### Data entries
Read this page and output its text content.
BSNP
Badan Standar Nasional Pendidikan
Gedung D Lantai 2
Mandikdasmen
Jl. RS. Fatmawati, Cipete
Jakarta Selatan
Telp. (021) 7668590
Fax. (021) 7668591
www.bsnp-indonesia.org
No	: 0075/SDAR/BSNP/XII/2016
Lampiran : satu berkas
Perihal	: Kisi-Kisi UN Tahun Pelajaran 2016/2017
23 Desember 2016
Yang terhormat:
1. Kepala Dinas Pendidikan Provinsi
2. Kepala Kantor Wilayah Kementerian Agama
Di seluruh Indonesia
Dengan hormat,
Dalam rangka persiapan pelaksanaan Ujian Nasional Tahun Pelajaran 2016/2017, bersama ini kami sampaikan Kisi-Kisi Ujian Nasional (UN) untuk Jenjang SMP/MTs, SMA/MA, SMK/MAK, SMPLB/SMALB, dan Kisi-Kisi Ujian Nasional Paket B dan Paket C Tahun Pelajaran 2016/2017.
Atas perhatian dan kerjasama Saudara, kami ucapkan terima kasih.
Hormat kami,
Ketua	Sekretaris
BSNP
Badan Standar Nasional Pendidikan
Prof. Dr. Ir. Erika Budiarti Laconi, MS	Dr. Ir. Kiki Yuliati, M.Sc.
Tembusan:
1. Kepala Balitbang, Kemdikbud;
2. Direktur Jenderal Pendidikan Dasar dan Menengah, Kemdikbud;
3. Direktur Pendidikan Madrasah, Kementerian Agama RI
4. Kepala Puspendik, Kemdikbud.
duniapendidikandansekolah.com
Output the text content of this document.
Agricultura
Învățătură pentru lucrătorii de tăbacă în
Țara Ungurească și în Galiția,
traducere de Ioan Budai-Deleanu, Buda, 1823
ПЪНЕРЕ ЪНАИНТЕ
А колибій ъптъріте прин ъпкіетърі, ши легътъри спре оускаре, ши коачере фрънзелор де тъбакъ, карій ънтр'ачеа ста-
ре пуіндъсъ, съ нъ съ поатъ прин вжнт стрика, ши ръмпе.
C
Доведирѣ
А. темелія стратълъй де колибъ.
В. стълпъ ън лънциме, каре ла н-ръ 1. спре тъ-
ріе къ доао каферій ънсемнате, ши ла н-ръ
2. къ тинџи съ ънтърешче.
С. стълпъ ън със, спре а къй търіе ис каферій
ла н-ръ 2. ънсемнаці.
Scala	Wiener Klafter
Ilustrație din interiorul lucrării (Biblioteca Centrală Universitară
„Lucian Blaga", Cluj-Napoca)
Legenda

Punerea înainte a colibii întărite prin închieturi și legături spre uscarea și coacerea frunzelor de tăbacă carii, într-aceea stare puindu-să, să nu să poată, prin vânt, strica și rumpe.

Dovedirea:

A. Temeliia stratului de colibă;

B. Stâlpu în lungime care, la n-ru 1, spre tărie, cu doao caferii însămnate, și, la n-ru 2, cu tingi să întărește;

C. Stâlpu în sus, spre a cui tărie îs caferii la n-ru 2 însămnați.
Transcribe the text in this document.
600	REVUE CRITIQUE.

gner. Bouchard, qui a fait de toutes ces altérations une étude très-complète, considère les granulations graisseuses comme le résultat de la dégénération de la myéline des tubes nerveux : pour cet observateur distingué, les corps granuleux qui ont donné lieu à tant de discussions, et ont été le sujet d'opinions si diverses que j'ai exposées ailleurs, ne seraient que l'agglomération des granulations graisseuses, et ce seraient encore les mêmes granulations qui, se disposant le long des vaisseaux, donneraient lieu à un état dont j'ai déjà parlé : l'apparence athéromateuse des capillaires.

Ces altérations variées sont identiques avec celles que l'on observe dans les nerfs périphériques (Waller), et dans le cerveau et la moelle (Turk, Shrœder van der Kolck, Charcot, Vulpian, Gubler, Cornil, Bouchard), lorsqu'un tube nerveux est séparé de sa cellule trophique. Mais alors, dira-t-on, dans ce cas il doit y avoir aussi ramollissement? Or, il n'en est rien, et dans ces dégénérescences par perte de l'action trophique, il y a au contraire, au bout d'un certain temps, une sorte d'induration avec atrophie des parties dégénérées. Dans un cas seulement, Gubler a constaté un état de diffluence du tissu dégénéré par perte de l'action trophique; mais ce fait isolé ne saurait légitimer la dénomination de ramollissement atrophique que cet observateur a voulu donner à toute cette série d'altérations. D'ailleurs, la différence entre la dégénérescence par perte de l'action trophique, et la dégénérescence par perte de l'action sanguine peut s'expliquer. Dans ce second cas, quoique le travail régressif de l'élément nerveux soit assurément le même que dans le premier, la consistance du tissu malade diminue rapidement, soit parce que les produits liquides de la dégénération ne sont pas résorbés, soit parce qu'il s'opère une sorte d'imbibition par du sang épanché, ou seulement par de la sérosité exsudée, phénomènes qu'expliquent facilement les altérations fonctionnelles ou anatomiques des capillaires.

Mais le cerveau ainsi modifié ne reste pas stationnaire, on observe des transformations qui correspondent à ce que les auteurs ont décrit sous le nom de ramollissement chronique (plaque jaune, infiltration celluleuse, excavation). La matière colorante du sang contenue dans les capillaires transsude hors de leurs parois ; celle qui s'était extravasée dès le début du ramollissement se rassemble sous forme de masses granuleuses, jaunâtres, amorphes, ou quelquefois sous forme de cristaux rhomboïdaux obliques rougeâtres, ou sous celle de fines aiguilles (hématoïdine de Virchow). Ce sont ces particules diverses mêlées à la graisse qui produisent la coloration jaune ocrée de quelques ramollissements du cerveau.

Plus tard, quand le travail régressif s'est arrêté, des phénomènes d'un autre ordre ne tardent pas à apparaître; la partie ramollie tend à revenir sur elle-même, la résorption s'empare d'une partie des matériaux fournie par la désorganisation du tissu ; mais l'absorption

### What needs to be done
All of the lines above need to be given again exactly.

### Task solution
Read this page and output its text content.
BSNP
Badan Standar Nasional Pendidikan
Gedung D Lantai 2
Mandikdasmen
Jl. RS. Fatmawati, Cipete
Jakarta Selatan
Telp. (021) 7668590
Fax. (021) 7668591
www.bsnp-indonesia.org
No	: 0075/SDAR/BSNP/XII/2016
Lampiran : satu berkas
Perihal	: Kisi-Kisi UN Tahun Pelajaran 2016/2017
23 Desember 2016
Yang terhormat:
1. Kepala Dinas Pendidikan Provinsi
2. Kepala Kantor Wilayah Kementerian Agama
Di seluruh Indonesia
Dengan hormat,
Dalam rangka persiapan pelaksanaan Ujian Nasional Tahun Pelajaran 2016/2017, bersama ini kami sampaikan Kisi-Kisi Ujian Nasional (UN) untuk Jenjang SMP/MTs, SMA/MA, SMK/MAK, SMPLB/SMALB, dan Kisi-Kisi Ujian Nasional Paket B dan Paket C Tahun Pelajaran 2016/2017.
Atas perhatian dan kerjasama Saudara, kami ucapkan terima kasih.
Hormat kami,
Ketua	Sekretaris
BSNP
Badan Standar Nasional Pendidikan
Prof. Dr. Ir. Erika Budiarti Laconi, MS	Dr. Ir. Kiki Yuliati, M.Sc.
Tembusan:
1. Kepala Balitbang, Kemdikbud;
2. Direktur Jenderal Pendidikan Dasar dan Menengah, Kemdikbud;
3. Direktur Pendidikan Madrasah, Kementerian Agama RI
4. Kepala Puspendik, Kemdikbud.
duniapendidikandansekolah.com
Output the text content of this document.
Agricultura
Învățătură pentru lucrătorii de tăbacă în
Țara Ungurească și în Galiția,
traducere de Ioan Budai-Deleanu, Buda, 1823
ПЪНЕРЕ ЪНАИНТЕ
А колибій ъптъріте прин ъпкіетърі, ши легътъри спре оускаре, ши коачере фрънзелор де тъбакъ, карій ънтр'ачеа ста-
ре пуіндъсъ, съ нъ съ поатъ прин вжнт стрика, ши ръмпе.
C
Доведирѣ
А. темелія стратълъй де колибъ.
В. стълпъ ън лънциме, каре ла н-ръ 1. спре тъ-
ріе къ доао каферій ънсемнате, ши ла н-ръ
2. къ тинџи съ ънтърешче.
С. стълпъ ън със, спре а къй търіе ис каферій
ла н-ръ 2. ънсемнаці.
Scala	Wiener Klafter
Ilustrație din interiorul lucrării (Biblioteca Centrală Universitară
„Lucian Blaga", Cluj-Napoca)
Legenda

Punerea înainte a colibii întărite prin închieturi și legături spre uscarea și coacerea frunzelor de tăbacă carii, într-aceea stare puindu-să, să nu să poată, prin vânt, strica și rumpe.

Dovedirea:

A. Temeliia stratului de colibă;

B. Stâlpu în lungime care, la n-ru 1, spre tărie, cu doao caferii însămnate, și, la n-ru 2, cu tingi să întărește;

C. Stâlpu în sus, spre a cui tărie îs caferii la n-ru 2 însămnați.
Transcribe the text in this document.
600	REVUE CRITIQUE.

gner. Bouchard, qui a fait de toutes ces altérations une étude très-complète, considère les granulations graisseuses comme le résultat de la dégénération de la myéline des tubes nerveux : pour cet observateur distingué, les corps granuleux qui ont donné lieu à tant de discussions, et ont été le sujet d'opinions si diverses que j'ai exposées ailleurs, ne seraient que l'agglomération des granulations graisseuses, et ce seraient encore les mêmes granulations qui, se disposant le long des vaisseaux, donneraient lieu à un état dont j'ai déjà parlé : l'apparence athéromateuse des capillaires.

Ces altérations variées sont identiques avec celles que l'on observe dans les nerfs périphériques (Waller), et dans le cerveau et la moelle (Turk, Shrœder van der Kolck, Charcot, Vulpian, Gubler, Cornil, Bouchard), lorsqu'un tube nerveux est séparé de sa cellule trophique. Mais alors, dira-t-on, dans ce cas il doit y avoir aussi ramollissement? Or, il n'en est rien, et dans ces dégénérescences par perte de l'action trophique, il y a au contraire, au bout d'un certain temps, une sorte d'induration avec atrophie des parties dégénérées. Dans un cas seulement, Gubler a constaté un état de diffluence du tissu dégénéré par perte de l'action trophique; mais ce fait isolé ne saurait légitimer la dénomination de ramollissement atrophique que cet observateur a voulu donner à toute cette série d'altérations. D'ailleurs, la différence entre la dégénérescence par perte de l'action trophique, et la dégénérescence par perte de l'action sanguine peut s'expliquer. Dans ce second cas, quoique le travail régressif de l'élément nerveux soit assurément le même que dans le premier, la consistance du tissu malade diminue rapidement, soit parce que les produits liquides de la dégénération ne sont pas résorbés, soit parce qu'il s'opère une sorte d'imbibition par du sang épanché, ou seulement par de la sérosité exsudée, phénomènes qu'expliquent facilement les altérations fonctionnelles ou anatomiques des capillaires.

Mais le cerveau ainsi modifié ne reste pas stationnaire, on observe des transformations qui correspondent à ce que les auteurs ont décrit sous le nom de ramollissement chronique (plaque jaune, infiltration celluleuse, excavation). La matière colorante du sang contenue dans les capillaires transsude hors de leurs parois ; celle qui s'était extravasée dès le début du ramollissement se rassemble sous forme de masses granuleuses, jaunâtres, amorphes, ou quelquefois sous forme de cristaux rhomboïdaux obliques rougeâtres, ou sous celle de fines aiguilles (hématoïdine de Virchow). Ce sont ces particules diverses mêlées à la graisse qui produisent la coloration jaune ocrée de quelques ramollissements du cerveau.

Plus tard, quand le travail régressif s'est arrêté, des phénomènes d'un autre ordre ne tardent pas à apparaître; la partie ramollie tend à revenir sur elle-même, la résorption s'empare d'une partie des matériaux fournie par la désorganisation du tissu ; mais l'absorption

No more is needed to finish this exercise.